**Problem description:** Copy all lines below containing "相去甚远".

--------

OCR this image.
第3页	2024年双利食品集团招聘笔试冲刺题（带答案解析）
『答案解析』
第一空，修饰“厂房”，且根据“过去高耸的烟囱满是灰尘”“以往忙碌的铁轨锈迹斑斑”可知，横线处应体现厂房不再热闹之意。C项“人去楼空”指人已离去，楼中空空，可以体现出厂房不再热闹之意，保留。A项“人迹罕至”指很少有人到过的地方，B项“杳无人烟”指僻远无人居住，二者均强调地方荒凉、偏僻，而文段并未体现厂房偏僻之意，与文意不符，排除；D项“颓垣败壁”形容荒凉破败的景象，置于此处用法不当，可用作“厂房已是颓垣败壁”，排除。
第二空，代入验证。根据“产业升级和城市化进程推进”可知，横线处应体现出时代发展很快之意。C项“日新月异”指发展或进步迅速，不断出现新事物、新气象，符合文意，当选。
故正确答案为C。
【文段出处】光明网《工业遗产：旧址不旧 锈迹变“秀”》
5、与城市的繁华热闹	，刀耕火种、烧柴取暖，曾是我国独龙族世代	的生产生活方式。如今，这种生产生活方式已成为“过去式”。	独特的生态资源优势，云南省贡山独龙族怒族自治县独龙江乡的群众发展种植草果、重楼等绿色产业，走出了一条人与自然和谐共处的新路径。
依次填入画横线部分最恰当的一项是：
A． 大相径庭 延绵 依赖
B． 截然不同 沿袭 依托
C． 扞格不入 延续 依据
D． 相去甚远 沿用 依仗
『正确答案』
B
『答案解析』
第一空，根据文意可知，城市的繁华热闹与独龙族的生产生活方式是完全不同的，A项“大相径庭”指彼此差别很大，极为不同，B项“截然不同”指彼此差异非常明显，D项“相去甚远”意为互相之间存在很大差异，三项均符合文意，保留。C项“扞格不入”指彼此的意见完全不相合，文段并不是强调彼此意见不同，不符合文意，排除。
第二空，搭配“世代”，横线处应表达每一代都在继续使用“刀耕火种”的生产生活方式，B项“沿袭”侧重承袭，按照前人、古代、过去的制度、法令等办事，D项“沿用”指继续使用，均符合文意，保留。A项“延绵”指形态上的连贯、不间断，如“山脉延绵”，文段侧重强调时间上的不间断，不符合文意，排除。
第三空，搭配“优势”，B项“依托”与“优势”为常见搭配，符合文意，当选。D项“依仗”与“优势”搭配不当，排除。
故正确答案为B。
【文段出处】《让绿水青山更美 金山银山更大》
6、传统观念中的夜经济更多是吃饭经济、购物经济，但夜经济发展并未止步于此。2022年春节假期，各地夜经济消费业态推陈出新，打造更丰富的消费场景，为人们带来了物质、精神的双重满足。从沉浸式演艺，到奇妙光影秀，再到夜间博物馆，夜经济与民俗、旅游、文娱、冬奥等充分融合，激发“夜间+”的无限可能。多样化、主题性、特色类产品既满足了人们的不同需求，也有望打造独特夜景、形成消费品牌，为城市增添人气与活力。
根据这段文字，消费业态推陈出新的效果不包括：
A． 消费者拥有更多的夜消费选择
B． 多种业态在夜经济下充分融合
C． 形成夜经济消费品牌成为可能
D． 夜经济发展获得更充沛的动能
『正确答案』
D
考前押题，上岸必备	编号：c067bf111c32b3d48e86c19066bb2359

--------

**Full answer:**
D． 相去甚远 沿用 依仗
第一空，根据文意可知，城市的繁华热闹与独龙族的生产生活方式是完全不同的，A项“大相径庭”指彼此差别很大，极为不同，B项“截然不同”指彼此差异非常明显，D项“相去甚远”意为互相之间存在很大差异，三项均符合文意，保留。C项“扞格不入”指彼此的意见完全不相合，文段并不是强调彼此意见不同，不符合文意，排除。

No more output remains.